## BEGIN Records

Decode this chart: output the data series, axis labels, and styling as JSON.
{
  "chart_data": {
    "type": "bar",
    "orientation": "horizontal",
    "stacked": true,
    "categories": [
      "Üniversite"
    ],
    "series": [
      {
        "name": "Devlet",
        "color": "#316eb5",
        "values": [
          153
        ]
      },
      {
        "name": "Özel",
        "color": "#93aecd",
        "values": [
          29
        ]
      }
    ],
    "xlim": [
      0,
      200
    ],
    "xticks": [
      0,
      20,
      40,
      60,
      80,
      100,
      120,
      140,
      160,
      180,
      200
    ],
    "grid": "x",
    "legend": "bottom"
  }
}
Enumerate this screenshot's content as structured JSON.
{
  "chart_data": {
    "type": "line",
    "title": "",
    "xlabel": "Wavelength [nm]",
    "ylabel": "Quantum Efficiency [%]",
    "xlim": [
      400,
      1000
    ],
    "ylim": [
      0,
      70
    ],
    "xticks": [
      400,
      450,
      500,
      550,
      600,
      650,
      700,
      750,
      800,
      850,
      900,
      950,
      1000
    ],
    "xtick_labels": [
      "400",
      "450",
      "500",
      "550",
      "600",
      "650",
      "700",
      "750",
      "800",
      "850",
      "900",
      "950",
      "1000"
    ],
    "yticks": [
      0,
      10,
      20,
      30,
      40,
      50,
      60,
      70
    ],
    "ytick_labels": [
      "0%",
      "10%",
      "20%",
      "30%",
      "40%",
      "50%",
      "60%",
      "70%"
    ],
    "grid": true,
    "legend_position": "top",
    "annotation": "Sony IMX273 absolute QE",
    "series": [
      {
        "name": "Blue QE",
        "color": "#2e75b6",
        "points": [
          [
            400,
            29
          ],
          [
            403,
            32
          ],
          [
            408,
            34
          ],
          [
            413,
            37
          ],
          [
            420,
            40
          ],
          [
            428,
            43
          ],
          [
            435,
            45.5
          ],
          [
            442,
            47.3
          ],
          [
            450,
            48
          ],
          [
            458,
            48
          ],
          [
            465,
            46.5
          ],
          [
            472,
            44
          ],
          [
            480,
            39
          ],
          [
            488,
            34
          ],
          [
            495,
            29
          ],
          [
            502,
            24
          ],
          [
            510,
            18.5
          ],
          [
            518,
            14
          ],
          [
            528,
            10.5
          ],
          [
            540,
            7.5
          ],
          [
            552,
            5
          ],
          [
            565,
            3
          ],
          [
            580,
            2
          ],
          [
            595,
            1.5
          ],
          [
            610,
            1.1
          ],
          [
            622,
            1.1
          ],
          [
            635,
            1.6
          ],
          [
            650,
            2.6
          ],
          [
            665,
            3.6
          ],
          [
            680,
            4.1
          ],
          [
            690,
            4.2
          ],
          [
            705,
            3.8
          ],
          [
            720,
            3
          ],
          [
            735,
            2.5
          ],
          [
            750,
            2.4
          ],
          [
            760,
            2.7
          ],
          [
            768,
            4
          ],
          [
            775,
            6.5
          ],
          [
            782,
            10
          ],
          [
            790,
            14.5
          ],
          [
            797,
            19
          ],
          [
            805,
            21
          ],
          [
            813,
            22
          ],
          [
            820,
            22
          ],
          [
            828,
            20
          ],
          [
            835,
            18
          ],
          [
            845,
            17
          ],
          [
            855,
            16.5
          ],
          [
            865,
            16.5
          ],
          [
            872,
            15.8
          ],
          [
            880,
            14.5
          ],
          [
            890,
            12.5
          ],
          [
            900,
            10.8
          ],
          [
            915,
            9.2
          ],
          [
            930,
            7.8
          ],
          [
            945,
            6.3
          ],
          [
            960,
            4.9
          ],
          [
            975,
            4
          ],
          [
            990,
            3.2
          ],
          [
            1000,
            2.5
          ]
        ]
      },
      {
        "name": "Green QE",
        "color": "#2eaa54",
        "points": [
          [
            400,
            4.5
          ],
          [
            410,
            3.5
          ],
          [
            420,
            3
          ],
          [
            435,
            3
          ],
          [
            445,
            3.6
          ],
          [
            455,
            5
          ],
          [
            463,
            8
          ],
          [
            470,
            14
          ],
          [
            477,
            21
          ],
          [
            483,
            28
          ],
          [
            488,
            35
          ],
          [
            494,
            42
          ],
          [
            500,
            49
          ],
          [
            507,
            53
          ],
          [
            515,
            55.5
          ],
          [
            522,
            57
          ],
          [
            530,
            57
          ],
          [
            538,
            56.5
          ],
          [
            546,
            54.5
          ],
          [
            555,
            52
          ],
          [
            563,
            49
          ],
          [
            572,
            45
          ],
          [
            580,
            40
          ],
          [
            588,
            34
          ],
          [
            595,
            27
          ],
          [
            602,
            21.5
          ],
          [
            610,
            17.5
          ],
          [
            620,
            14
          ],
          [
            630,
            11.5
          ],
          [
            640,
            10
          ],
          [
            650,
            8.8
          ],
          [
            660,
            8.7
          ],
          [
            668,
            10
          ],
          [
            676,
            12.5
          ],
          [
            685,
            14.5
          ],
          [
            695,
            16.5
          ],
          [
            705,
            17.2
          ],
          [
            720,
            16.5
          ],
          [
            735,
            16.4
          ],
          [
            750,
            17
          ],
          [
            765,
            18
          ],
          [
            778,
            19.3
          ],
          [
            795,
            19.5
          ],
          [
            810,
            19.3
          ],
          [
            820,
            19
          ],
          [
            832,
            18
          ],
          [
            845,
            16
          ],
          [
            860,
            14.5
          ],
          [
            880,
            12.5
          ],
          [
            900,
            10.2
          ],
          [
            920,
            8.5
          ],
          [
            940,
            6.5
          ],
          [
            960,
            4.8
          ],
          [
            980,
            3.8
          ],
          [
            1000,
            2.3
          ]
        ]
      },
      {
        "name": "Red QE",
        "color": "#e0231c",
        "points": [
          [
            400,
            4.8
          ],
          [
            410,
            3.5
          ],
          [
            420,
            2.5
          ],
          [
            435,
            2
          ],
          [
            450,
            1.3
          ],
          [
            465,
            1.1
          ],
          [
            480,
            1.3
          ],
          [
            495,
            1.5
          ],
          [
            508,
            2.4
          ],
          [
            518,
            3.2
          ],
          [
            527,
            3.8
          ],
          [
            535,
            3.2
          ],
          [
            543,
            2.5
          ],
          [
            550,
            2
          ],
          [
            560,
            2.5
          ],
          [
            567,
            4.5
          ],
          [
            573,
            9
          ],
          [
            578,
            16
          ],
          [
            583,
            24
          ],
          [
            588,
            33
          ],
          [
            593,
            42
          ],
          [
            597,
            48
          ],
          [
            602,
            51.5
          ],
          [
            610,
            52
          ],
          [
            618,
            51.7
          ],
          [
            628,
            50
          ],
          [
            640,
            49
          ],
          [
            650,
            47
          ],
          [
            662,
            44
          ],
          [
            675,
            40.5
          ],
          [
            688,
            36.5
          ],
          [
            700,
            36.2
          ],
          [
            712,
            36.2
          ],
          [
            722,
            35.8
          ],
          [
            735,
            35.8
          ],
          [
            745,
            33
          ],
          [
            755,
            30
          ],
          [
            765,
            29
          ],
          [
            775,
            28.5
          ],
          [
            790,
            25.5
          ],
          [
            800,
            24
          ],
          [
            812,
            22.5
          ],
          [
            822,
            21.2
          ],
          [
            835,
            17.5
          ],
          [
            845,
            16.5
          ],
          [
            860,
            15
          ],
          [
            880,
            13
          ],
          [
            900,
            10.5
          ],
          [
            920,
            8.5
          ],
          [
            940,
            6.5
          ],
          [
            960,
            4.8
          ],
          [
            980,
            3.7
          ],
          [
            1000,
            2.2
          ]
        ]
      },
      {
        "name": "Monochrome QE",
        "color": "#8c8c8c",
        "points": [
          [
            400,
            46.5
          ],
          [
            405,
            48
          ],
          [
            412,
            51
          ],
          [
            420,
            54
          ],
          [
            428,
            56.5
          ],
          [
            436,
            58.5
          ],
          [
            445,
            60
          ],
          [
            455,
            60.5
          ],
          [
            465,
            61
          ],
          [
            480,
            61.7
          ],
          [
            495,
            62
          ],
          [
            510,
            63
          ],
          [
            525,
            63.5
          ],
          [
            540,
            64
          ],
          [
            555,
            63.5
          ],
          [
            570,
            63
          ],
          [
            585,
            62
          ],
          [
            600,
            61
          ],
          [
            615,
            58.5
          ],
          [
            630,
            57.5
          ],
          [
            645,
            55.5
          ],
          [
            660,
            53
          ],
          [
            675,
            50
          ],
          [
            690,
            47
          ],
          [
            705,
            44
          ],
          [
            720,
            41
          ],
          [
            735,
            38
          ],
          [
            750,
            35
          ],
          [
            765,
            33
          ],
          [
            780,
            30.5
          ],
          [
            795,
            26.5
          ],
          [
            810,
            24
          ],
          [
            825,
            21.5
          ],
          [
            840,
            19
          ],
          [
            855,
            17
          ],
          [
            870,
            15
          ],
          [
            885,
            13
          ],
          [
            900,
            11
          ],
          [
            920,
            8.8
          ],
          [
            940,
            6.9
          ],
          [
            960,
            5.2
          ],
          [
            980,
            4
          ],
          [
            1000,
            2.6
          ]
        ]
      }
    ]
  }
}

## END Records

• What is expected
Which lines contain "JSON"? Copy each of them.

• Result for this task
Decode this chart: output the data series, axis labels, and styling as JSON.
Enumerate this screenshot's content as structured JSON.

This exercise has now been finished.